--- YOUR INSTRUCTIONS ---
Copy every line of the records below without changing anything.

--- LISTING ---

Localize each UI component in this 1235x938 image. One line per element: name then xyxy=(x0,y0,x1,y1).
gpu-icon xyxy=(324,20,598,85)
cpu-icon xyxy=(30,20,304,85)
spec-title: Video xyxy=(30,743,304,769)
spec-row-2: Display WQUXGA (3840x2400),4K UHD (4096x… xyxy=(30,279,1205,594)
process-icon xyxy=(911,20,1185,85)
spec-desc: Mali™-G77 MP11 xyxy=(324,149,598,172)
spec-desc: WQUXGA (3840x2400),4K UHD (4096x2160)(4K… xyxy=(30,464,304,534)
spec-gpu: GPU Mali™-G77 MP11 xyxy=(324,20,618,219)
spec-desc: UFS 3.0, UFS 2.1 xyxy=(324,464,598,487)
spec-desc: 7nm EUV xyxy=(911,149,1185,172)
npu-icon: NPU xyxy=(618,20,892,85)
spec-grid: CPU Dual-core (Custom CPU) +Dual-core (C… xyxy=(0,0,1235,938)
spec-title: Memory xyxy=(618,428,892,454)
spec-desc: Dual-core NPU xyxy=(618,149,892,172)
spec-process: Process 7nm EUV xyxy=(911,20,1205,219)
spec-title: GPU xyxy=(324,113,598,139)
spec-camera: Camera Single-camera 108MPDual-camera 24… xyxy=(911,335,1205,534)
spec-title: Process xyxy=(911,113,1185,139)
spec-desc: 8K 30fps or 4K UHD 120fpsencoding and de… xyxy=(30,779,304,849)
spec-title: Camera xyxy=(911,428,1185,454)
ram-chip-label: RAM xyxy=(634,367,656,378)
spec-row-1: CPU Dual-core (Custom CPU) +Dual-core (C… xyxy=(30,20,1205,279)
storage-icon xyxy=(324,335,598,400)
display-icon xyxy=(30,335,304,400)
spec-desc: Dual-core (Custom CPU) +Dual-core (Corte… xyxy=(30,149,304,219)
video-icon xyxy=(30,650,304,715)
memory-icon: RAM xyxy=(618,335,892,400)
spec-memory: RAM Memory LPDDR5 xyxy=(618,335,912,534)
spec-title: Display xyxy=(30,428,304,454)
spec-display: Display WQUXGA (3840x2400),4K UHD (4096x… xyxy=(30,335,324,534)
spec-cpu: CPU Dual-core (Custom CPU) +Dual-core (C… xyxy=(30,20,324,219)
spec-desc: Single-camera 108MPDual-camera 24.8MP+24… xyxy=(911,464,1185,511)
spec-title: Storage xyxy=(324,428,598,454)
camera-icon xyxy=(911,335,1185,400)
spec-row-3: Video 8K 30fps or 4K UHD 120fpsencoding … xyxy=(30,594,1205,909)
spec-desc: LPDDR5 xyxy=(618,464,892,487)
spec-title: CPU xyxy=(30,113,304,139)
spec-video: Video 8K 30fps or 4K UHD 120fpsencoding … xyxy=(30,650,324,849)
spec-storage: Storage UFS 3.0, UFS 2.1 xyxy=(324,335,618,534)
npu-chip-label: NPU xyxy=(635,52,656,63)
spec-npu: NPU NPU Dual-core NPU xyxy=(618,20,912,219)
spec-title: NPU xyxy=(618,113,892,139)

--- RESPONSE TO THIS EXERCISE ---
Localize each UI component in this 1235x938 image. One line per element: name then xyxy=(x0,y0,x1,y1).
gpu-icon xyxy=(324,20,598,85)
cpu-icon xyxy=(30,20,304,85)
spec-title: Video xyxy=(30,743,304,769)
spec-row-2: Display WQUXGA (3840x2400),4K UHD (4096x… xyxy=(30,279,1205,594)
process-icon xyxy=(911,20,1185,85)
spec-desc: Mali™-G77 MP11 xyxy=(324,149,598,172)
spec-desc: WQUXGA (3840x2400),4K UHD (4096x2160)(4K… xyxy=(30,464,304,534)
spec-gpu: GPU Mali™-G77 MP11 xyxy=(324,20,618,219)
spec-desc: UFS 3.0, UFS 2.1 xyxy=(324,464,598,487)
spec-desc: 7nm EUV xyxy=(911,149,1185,172)
npu-icon: NPU xyxy=(618,20,892,85)
spec-grid: CPU Dual-core (Custom CPU) +Dual-core (C… xyxy=(0,0,1235,938)
spec-title: Memory xyxy=(618,428,892,454)
spec-desc: Dual-core NPU xyxy=(618,149,892,172)
spec-process: Process 7nm EUV xyxy=(911,20,1205,219)
spec-title: GPU xyxy=(324,113,598,139)
spec-camera: Camera Single-camera 108MPDual-camera 24… xyxy=(911,335,1205,534)
spec-title: Process xyxy=(911,113,1185,139)
spec-desc: 8K 30fps or 4K UHD 120fpsencoding and de… xyxy=(30,779,304,849)
spec-title: Camera xyxy=(911,428,1185,454)
ram-chip-label: RAM xyxy=(634,367,656,378)
spec-row-1: CPU Dual-core (Custom CPU) +Dual-core (C… xyxy=(30,20,1205,279)
storage-icon xyxy=(324,335,598,400)
display-icon xyxy=(30,335,304,400)
spec-desc: Dual-core (Custom CPU) +Dual-core (Corte… xyxy=(30,149,304,219)
video-icon xyxy=(30,650,304,715)
memory-icon: RAM xyxy=(618,335,892,400)
spec-memory: RAM Memory LPDDR5 xyxy=(618,335,912,534)
spec-title: Display xyxy=(30,428,304,454)
spec-display: Display WQUXGA (3840x2400),4K UHD (4096x… xyxy=(30,335,324,534)
spec-cpu: CPU Dual-core (Custom CPU) +Dual-core (C… xyxy=(30,20,324,219)
spec-desc: Single-camera 108MPDual-camera 24.8MP+24… xyxy=(911,464,1185,511)
spec-title: Storage xyxy=(324,428,598,454)
camera-icon xyxy=(911,335,1185,400)
spec-row-3: Video 8K 30fps or 4K UHD 120fpsencoding … xyxy=(30,594,1205,909)
spec-desc: LPDDR5 xyxy=(618,464,892,487)
spec-title: CPU xyxy=(30,113,304,139)
spec-video: Video 8K 30fps or 4K UHD 120fpsencoding … xyxy=(30,650,324,849)
spec-storage: Storage UFS 3.0, UFS 2.1 xyxy=(324,335,618,534)
npu-chip-label: NPU xyxy=(635,52,656,63)
spec-npu: NPU NPU Dual-core NPU xyxy=(618,20,912,219)
spec-title: NPU xyxy=(618,113,892,139)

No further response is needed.